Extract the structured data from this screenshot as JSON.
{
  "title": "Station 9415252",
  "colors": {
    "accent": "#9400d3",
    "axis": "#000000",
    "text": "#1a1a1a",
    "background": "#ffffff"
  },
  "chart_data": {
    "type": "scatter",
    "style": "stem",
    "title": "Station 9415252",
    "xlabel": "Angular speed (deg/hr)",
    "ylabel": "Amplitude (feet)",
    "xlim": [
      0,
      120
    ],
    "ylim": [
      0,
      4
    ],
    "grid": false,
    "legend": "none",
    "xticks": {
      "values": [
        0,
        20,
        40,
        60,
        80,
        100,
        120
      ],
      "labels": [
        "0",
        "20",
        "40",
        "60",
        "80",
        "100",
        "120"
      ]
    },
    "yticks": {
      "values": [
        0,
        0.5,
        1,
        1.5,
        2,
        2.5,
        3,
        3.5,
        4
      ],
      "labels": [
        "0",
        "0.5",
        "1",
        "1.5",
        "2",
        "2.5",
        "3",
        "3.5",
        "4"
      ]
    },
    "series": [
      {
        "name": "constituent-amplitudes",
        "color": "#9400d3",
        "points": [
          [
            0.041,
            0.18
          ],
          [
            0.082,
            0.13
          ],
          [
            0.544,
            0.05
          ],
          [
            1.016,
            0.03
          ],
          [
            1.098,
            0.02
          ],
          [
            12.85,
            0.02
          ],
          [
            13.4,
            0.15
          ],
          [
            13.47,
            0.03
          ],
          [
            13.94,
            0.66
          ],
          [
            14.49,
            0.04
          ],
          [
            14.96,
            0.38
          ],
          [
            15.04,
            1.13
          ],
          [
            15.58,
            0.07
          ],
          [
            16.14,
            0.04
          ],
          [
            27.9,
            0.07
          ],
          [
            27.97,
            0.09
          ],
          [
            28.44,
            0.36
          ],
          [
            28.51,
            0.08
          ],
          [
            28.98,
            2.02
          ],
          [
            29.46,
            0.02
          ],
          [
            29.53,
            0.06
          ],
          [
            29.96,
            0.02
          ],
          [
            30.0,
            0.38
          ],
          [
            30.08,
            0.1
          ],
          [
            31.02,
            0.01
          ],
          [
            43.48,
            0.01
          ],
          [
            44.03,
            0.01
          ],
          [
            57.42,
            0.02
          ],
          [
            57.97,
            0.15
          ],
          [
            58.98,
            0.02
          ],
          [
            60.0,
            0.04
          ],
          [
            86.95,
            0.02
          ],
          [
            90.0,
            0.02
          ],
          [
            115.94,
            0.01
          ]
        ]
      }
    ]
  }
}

▶ **Problem description**:
In the entries above, how many lines hold the word "title"? State the number and nothing else.

▶ **The completed task**:
2